§ **What is needed**
Determine how many lines hold "JSON" and give only that number.

§ **Dataset entries**
begin
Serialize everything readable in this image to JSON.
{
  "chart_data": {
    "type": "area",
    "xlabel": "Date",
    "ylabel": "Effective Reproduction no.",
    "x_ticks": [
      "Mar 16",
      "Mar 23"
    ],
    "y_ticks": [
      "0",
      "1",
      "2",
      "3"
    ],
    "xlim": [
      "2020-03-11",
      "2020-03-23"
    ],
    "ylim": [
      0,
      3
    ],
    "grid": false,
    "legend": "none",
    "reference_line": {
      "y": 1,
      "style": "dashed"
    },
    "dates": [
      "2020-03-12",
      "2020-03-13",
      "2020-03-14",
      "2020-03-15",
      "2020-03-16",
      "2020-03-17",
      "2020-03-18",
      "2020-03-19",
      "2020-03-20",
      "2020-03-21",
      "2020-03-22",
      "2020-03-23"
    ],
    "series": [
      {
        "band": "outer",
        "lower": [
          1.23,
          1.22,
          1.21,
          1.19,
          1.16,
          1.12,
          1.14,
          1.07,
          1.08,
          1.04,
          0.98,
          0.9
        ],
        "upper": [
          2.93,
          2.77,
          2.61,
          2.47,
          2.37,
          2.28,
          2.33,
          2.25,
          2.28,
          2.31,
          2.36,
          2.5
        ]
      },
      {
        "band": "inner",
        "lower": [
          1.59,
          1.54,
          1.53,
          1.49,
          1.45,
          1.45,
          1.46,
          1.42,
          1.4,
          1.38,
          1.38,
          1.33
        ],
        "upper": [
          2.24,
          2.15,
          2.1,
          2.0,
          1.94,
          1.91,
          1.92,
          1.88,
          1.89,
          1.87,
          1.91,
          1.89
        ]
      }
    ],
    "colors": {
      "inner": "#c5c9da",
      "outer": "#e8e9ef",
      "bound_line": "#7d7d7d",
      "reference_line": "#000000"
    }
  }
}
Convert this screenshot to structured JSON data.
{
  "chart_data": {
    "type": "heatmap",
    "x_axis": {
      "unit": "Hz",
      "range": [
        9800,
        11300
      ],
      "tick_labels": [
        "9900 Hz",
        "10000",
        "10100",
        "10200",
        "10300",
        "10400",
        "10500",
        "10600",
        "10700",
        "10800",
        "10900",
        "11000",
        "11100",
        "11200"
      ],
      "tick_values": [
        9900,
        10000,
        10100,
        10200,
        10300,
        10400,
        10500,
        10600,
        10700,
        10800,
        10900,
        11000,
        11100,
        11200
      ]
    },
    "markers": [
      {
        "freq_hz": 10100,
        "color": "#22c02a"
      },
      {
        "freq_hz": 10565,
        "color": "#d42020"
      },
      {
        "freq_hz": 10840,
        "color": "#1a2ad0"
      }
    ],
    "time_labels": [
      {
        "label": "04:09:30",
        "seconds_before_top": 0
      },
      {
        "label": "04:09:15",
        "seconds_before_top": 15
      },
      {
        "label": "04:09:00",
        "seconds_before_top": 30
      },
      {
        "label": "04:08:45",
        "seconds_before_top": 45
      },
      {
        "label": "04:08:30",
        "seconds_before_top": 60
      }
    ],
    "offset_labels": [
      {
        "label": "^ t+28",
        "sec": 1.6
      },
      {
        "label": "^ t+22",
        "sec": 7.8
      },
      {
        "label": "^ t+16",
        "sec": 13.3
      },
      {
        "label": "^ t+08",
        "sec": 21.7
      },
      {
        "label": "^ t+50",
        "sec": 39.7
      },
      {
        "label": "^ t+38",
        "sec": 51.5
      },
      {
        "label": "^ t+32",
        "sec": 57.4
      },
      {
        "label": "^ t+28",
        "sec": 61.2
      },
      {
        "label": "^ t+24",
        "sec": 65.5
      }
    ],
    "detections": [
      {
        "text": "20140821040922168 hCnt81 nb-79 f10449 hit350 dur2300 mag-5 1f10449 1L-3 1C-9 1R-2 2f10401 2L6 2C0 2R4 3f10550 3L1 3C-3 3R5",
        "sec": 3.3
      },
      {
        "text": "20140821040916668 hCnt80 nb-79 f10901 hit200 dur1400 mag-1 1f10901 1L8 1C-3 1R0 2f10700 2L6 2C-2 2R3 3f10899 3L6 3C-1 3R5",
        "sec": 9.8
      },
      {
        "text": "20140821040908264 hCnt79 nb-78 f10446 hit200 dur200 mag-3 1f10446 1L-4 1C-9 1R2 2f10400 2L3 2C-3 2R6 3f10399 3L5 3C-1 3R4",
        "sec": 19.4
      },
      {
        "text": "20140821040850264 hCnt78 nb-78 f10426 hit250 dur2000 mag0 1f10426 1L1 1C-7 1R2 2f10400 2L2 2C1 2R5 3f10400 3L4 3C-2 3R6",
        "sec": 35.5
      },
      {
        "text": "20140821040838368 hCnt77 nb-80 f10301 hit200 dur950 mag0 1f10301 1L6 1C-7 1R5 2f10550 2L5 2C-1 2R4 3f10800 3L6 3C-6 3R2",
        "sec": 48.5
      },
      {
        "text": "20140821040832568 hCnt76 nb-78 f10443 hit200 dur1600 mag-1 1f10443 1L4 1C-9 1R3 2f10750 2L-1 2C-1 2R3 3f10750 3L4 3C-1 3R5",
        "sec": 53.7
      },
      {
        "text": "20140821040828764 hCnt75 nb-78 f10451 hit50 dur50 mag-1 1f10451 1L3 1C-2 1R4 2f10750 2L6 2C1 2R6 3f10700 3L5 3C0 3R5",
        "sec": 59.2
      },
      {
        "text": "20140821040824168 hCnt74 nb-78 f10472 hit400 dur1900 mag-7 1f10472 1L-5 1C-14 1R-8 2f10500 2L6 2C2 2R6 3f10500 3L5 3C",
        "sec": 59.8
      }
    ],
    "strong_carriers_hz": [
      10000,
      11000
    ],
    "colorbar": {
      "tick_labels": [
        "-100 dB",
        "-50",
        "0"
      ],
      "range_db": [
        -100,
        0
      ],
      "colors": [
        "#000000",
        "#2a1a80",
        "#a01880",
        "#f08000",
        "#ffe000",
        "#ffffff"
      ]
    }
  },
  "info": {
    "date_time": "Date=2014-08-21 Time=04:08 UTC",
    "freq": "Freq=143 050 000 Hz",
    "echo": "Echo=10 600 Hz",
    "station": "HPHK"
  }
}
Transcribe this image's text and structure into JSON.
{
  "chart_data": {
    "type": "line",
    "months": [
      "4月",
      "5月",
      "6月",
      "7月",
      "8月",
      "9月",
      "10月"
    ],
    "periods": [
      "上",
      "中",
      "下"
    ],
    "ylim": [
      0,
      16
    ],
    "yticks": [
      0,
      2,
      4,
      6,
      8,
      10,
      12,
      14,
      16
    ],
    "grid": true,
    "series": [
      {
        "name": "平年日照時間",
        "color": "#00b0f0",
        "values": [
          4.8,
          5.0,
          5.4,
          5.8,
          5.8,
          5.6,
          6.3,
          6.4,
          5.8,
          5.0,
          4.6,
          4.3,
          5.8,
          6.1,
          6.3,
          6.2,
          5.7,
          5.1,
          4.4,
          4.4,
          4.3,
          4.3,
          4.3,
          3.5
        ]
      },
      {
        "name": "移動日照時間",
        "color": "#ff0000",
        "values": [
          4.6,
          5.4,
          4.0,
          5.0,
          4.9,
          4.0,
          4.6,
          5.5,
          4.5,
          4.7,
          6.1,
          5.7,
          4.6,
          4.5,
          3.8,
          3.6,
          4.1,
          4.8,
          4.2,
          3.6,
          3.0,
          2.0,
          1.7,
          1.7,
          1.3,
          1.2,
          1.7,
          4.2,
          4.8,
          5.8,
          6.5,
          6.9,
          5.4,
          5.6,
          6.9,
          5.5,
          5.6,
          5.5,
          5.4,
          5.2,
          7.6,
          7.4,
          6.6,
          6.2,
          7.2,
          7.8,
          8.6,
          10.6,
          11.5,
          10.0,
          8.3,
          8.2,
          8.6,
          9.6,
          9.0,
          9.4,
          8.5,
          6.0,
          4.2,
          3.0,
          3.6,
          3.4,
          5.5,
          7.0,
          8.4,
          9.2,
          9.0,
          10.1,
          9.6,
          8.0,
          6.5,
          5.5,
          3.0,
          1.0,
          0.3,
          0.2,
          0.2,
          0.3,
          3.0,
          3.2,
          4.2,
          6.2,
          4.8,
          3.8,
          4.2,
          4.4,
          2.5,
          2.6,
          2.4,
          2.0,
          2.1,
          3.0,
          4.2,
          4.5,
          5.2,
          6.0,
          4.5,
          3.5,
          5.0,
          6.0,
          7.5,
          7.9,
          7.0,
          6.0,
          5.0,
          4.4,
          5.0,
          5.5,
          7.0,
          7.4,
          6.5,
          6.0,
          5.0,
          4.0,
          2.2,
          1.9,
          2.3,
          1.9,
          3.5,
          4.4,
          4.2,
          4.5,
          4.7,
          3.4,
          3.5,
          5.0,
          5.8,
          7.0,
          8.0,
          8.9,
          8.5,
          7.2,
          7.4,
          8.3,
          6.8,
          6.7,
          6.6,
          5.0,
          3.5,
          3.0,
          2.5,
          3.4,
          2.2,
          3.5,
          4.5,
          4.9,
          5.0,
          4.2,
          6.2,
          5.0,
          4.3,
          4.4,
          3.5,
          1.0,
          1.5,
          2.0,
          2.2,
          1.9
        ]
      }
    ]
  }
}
end
§ **Final result**
3